Show only lines that include "assistance".

## Begin AVAILABLE DATA

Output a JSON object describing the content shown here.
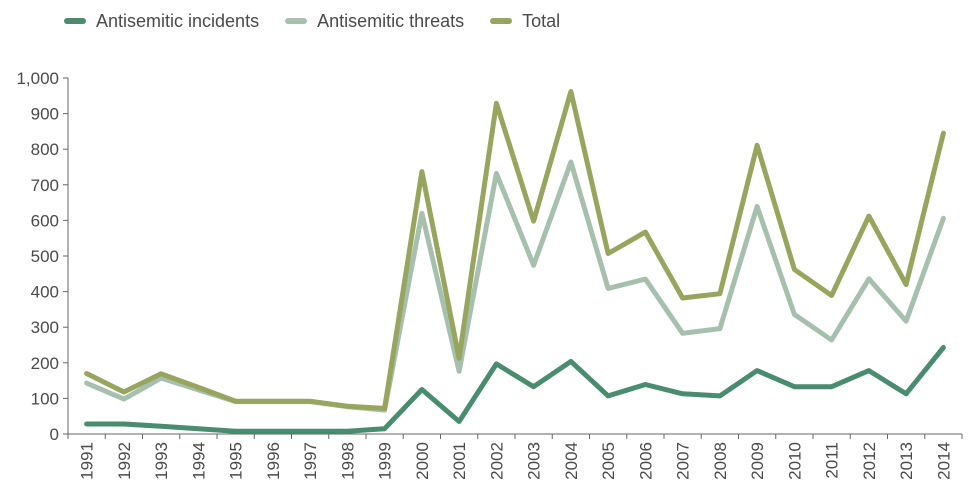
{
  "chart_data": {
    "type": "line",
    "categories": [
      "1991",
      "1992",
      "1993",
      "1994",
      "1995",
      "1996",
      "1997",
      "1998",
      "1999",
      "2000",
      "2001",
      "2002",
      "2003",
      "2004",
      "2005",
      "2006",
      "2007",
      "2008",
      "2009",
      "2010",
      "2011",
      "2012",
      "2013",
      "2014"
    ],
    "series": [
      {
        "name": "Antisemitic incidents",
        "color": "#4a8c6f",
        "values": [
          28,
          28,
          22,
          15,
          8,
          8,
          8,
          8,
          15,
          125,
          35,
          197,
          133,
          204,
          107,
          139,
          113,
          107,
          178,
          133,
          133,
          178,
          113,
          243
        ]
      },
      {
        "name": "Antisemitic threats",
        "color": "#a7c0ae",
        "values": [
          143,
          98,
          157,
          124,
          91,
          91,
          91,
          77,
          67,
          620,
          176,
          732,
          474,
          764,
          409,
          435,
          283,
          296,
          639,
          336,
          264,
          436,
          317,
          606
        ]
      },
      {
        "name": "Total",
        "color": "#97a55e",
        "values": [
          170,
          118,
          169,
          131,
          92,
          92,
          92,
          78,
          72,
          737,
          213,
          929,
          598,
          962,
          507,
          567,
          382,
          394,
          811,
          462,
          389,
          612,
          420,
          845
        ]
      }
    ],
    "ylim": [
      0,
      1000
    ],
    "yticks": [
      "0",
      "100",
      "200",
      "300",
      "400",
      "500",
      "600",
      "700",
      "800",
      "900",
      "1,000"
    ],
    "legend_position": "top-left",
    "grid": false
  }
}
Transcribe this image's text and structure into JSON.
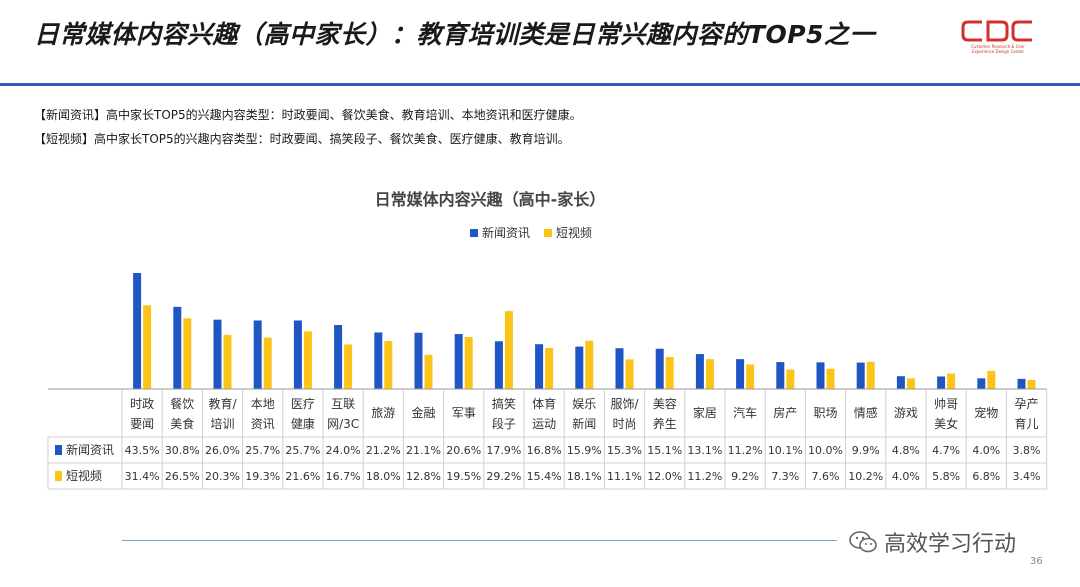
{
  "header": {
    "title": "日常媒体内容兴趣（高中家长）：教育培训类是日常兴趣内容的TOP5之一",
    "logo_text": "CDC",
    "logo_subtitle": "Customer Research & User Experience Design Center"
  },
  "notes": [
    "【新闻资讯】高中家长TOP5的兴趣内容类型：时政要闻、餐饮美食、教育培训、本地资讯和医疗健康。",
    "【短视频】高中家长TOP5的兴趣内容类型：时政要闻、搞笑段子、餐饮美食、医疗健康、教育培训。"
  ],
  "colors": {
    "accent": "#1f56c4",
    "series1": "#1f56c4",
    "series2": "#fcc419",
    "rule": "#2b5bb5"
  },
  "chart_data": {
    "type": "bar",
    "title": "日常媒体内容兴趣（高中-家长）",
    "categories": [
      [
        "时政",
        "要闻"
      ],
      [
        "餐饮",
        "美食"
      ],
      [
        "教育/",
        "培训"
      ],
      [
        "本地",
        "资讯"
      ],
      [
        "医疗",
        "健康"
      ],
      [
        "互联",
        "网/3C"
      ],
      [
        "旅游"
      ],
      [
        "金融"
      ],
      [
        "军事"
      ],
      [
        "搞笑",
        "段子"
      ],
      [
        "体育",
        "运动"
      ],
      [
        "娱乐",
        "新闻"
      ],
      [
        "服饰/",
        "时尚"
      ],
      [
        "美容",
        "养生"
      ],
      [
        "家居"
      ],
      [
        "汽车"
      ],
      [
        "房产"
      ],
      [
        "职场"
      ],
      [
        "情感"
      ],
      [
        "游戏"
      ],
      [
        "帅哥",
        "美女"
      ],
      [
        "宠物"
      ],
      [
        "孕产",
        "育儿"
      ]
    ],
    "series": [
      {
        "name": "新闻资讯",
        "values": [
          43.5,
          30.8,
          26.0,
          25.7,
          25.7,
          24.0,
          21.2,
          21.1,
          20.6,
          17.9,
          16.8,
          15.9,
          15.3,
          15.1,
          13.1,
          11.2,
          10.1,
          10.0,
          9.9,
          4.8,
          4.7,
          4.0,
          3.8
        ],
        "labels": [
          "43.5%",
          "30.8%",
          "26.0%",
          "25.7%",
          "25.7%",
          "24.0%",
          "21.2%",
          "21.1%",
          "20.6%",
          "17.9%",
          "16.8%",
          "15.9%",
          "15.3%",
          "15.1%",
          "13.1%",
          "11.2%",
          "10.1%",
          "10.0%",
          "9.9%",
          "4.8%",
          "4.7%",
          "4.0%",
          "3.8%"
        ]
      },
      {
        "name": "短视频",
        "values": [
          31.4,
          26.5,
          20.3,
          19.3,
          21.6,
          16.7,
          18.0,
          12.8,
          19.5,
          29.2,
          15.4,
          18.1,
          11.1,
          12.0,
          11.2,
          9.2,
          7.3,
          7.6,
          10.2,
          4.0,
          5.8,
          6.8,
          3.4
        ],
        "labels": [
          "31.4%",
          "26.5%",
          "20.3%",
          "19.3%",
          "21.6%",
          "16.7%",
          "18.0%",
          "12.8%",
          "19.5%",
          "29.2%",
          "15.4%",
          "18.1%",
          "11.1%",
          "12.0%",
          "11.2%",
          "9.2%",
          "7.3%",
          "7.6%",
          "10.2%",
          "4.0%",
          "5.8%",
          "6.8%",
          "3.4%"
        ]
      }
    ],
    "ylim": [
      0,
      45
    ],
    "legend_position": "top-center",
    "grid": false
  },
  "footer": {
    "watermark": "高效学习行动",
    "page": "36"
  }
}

## End AVAILABLE DATA
## Begin AVAILABLE DATA

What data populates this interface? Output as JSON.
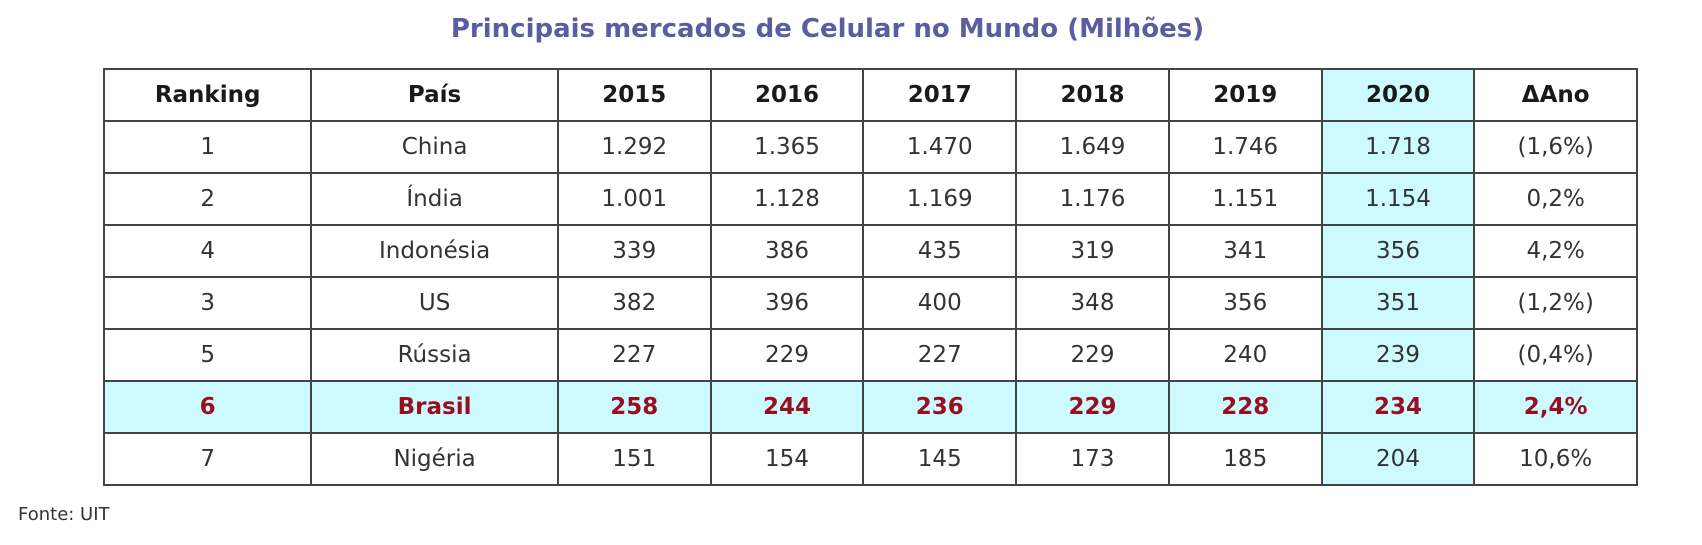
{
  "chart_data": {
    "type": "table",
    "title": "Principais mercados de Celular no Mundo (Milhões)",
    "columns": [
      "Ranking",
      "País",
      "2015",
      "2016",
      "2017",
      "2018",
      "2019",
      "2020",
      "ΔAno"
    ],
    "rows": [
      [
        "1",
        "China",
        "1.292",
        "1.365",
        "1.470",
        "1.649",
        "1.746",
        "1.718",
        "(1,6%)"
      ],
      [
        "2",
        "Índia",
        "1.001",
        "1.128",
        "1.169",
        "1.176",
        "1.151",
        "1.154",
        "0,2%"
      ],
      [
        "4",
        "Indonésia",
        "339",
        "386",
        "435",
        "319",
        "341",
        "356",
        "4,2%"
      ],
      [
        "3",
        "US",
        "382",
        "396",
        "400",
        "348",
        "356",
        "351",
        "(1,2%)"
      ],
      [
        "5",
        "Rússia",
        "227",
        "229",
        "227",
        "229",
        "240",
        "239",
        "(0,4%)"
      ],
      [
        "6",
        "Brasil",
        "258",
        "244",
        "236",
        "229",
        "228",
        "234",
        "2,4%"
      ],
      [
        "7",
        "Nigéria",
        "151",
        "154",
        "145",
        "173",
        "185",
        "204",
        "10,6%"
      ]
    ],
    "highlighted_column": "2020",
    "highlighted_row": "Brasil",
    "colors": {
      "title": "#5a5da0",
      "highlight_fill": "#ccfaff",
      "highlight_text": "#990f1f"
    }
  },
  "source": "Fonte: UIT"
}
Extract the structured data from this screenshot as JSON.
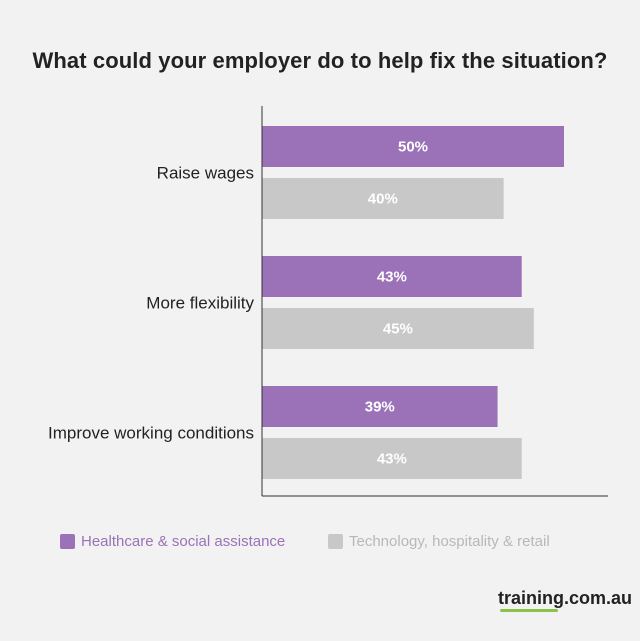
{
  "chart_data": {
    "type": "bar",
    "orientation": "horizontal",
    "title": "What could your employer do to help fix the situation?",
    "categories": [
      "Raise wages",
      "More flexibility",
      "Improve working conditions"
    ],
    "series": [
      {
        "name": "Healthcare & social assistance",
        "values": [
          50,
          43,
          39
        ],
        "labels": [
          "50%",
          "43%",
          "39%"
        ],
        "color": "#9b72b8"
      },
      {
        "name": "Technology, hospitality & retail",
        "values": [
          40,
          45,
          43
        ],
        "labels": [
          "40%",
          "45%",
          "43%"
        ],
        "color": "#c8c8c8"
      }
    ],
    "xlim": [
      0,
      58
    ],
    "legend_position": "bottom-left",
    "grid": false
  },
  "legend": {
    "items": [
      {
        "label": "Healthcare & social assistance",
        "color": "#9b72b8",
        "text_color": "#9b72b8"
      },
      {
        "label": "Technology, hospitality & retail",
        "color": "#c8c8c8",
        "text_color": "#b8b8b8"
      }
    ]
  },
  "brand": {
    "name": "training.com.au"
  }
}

## End AVAILABLE DATA

_ANSWER TO THE EXERCISE_.
        "name": "Healthcare & social assistance",
        "label": "Healthcare & social assistance",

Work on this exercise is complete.